WHAT THIS TASK INVOLVES » Report how many lines of the listing below include the word "content". Give nothing but the number.

* Begin EXCERPTED DATA *

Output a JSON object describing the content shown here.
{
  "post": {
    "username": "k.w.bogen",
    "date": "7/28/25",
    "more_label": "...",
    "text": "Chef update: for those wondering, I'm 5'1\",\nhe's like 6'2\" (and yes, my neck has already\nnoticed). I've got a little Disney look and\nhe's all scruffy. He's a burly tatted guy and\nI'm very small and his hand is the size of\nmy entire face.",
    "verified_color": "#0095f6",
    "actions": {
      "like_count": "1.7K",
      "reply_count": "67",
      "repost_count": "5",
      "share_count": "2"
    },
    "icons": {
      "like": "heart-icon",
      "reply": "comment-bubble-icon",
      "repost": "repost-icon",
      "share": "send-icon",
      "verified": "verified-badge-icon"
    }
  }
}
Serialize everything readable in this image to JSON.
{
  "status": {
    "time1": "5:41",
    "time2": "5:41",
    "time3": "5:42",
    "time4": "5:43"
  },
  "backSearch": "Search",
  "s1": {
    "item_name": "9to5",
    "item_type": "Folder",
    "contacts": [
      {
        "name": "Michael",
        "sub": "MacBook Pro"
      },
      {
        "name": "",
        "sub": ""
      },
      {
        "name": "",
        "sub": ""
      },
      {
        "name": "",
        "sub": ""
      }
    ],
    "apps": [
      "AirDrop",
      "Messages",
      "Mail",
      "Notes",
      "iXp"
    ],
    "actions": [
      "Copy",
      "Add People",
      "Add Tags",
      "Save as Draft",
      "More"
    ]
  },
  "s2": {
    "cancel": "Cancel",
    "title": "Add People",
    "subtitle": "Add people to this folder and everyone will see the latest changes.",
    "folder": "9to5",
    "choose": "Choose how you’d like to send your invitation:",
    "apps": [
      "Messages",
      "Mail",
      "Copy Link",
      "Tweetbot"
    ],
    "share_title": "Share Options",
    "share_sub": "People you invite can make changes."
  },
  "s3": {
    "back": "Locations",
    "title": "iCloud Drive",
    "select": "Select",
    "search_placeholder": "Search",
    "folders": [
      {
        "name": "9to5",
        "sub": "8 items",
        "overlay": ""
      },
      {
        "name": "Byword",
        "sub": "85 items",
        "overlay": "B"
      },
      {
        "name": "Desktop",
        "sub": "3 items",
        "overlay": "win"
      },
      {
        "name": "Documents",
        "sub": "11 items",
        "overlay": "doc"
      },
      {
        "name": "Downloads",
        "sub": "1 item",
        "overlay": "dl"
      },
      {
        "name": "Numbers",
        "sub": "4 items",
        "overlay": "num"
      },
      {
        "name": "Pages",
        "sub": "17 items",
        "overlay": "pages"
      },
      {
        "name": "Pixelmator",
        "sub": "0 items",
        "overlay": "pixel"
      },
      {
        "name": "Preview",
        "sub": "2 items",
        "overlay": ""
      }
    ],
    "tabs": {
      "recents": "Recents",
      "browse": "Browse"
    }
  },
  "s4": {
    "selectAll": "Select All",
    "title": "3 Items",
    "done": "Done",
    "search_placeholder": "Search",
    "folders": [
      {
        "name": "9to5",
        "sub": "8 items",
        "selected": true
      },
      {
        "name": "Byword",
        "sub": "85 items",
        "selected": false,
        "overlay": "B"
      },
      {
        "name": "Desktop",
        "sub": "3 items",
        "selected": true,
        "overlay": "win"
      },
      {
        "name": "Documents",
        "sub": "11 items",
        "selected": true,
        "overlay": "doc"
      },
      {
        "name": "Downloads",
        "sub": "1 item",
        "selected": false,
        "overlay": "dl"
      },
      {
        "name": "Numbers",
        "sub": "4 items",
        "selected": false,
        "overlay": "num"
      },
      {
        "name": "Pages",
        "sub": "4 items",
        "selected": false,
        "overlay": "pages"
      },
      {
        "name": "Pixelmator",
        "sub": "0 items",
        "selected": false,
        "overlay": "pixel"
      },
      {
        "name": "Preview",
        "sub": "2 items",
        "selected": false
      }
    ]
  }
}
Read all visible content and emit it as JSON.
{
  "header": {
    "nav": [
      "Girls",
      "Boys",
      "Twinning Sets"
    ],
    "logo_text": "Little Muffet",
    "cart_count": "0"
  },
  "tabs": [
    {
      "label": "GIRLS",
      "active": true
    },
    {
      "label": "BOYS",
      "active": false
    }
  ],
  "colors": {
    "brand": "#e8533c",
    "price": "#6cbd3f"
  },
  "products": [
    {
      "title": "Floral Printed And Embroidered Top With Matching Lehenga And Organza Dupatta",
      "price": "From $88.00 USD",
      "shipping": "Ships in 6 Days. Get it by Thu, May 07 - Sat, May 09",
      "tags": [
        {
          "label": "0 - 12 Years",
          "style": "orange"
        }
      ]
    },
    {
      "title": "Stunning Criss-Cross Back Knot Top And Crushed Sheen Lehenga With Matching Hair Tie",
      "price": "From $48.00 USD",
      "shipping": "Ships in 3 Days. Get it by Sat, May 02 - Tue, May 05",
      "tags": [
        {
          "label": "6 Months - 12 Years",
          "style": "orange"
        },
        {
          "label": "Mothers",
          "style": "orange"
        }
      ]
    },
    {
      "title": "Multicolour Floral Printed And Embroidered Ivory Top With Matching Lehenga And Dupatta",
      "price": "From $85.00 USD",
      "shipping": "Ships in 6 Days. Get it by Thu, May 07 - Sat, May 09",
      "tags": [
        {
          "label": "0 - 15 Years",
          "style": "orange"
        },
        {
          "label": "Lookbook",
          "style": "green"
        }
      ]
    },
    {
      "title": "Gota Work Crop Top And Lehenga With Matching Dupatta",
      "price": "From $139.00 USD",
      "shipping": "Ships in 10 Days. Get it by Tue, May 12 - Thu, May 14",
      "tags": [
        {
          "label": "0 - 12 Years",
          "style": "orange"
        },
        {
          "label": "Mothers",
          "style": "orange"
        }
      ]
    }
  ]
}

* End EXCERPTED DATA *

COMPLETED EXERCISE » 2